EXERCISE INSTRUCTIONS ::
Find every line in the records below that holds the word "content", and copy it out.

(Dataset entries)
—————

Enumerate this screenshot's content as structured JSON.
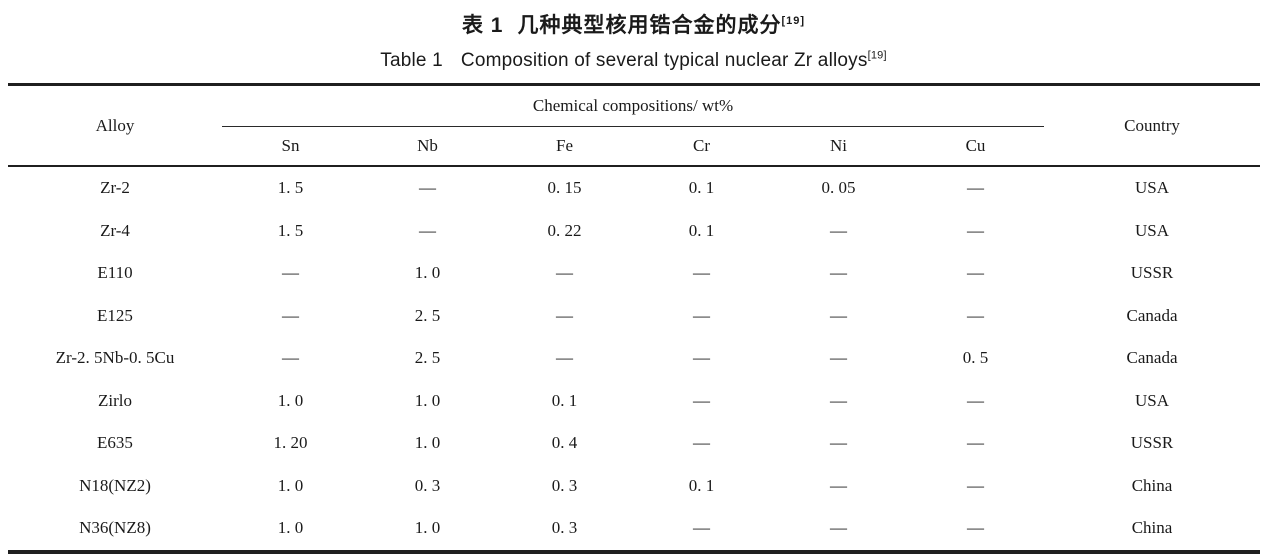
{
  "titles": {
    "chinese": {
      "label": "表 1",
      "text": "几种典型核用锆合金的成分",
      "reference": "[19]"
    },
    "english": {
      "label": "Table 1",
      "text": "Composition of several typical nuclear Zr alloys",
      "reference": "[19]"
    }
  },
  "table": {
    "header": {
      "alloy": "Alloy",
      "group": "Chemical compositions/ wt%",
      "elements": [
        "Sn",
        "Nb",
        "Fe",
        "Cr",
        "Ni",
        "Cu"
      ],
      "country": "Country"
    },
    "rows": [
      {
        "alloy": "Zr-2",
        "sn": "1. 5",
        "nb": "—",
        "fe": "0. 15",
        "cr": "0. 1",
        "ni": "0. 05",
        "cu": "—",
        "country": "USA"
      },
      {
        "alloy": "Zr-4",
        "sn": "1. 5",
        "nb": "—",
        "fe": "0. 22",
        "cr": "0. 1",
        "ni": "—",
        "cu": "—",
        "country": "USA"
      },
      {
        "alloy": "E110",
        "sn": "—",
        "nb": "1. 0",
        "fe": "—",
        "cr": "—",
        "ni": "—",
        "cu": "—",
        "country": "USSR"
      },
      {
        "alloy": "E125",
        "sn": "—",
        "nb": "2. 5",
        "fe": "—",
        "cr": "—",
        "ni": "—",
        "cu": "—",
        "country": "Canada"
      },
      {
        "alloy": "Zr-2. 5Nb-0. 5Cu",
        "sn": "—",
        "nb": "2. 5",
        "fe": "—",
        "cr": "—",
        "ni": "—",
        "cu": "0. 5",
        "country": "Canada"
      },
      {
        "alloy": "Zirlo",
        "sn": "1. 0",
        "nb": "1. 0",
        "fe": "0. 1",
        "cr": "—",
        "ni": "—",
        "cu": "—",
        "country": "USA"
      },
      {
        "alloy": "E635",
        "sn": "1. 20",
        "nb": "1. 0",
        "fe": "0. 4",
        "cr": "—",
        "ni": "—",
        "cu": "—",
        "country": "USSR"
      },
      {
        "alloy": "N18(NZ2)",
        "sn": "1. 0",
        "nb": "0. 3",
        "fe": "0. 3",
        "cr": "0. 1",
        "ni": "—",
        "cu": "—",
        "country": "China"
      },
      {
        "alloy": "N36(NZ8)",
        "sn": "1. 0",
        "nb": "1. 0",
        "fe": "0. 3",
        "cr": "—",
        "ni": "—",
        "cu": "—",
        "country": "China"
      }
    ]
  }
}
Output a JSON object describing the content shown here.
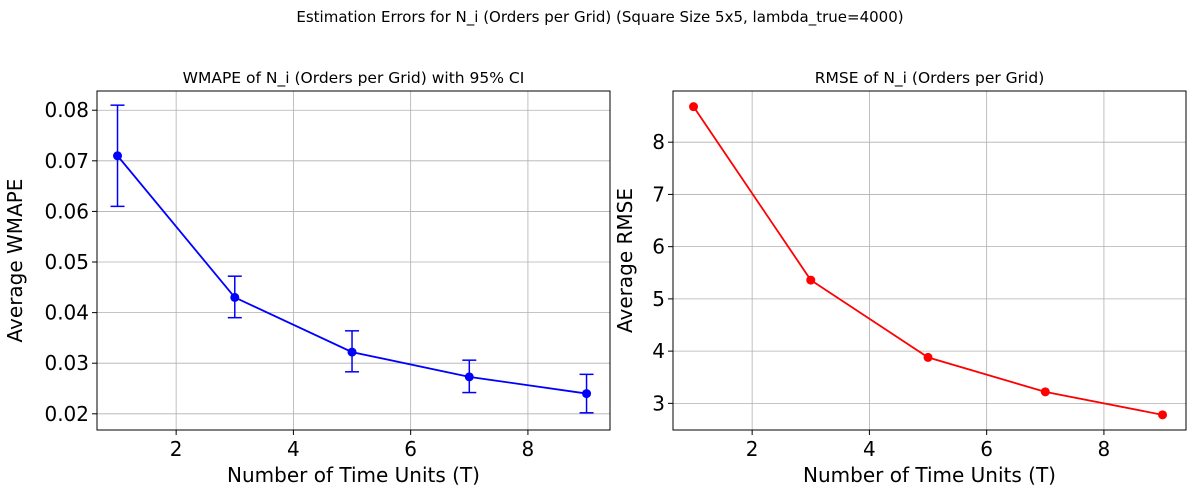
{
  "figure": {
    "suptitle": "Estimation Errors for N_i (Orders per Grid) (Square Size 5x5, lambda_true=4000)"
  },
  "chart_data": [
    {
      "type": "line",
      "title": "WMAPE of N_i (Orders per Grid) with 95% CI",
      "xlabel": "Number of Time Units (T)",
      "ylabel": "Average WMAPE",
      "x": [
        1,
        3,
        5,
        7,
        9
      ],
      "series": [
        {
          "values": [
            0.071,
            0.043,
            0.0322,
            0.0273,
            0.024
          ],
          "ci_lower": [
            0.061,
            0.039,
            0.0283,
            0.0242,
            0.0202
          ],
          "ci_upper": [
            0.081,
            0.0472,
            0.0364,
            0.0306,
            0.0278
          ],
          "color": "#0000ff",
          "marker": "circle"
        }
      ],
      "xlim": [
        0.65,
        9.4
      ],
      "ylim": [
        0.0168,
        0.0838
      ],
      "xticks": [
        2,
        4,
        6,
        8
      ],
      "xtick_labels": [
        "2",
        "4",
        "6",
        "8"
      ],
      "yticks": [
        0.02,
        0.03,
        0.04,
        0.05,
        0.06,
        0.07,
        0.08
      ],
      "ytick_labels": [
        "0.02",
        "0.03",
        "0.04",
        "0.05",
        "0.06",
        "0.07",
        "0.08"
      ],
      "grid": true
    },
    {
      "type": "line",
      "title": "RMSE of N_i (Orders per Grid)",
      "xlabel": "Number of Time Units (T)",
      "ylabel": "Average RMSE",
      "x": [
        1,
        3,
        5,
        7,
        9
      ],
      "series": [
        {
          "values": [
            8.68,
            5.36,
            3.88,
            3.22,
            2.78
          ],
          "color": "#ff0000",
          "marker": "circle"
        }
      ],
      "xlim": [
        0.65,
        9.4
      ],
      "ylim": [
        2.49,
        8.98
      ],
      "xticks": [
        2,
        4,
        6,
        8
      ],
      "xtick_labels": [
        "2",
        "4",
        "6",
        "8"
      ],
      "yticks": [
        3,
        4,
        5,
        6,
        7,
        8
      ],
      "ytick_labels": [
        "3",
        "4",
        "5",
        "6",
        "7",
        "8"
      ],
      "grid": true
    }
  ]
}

—————

FINAL RESULT ::
Enumerate this screenshot's content as structured JSON.
Output a JSON object describing the content shown here.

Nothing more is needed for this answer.